[What is expected]
Select, from the material below, each line with "monthly" in it.

[Information shown]
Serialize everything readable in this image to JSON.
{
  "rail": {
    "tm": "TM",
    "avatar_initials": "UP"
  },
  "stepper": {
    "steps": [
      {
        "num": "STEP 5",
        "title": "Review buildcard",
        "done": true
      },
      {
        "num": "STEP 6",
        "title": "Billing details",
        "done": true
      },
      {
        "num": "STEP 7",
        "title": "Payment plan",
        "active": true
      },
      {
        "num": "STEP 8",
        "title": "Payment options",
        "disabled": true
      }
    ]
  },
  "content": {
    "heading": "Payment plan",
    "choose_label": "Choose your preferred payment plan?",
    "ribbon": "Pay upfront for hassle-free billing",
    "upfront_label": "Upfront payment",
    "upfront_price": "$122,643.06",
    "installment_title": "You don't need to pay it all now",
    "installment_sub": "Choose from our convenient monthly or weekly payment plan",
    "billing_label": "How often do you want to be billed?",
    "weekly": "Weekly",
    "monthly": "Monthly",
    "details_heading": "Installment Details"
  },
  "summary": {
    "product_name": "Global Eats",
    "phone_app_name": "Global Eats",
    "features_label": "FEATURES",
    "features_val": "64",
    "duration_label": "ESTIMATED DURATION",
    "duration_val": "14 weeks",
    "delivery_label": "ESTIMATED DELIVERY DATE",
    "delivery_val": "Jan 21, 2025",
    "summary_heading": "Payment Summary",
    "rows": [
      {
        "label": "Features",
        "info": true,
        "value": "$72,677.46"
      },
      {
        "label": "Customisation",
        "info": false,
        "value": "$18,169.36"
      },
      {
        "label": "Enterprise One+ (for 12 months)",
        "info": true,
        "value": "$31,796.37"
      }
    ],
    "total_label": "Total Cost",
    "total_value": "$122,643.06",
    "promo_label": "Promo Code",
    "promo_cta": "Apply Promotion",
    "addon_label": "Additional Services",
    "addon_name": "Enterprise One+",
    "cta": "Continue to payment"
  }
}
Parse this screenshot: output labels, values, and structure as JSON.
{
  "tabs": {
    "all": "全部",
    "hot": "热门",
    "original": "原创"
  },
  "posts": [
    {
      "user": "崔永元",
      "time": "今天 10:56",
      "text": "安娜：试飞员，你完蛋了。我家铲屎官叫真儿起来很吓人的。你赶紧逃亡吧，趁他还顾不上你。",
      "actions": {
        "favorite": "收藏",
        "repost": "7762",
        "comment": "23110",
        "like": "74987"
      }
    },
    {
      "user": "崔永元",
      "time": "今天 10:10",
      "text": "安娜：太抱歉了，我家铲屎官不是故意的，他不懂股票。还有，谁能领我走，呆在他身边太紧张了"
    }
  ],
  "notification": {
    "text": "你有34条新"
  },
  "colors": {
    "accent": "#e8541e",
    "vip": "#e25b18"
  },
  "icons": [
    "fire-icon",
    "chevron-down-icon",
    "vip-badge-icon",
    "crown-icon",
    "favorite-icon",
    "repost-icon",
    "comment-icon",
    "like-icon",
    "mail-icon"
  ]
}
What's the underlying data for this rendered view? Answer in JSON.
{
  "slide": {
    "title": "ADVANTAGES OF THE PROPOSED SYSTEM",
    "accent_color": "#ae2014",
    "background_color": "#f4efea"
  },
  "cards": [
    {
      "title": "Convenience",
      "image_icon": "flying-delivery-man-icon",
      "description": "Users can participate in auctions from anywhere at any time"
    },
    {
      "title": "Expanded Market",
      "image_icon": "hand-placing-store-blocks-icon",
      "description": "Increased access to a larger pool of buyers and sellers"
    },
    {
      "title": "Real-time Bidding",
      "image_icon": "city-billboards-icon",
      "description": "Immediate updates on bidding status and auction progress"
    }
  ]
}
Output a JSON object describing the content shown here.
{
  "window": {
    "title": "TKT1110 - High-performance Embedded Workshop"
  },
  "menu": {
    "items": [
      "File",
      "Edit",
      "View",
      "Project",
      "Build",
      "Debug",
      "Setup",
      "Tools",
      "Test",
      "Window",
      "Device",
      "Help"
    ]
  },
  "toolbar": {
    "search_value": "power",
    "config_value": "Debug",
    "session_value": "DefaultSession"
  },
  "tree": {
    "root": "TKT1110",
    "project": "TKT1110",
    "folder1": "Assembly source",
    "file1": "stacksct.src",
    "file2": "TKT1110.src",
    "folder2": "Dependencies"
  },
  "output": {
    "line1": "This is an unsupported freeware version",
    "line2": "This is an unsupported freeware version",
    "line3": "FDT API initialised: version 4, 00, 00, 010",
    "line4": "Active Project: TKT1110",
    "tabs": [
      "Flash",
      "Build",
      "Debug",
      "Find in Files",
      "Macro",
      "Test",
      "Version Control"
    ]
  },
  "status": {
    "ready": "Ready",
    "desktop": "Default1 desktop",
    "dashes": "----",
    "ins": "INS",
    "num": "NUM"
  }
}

[The answer]
    "installment_sub": "Choose from our convenient monthly or weekly payment plan",
    "monthly": "Monthly",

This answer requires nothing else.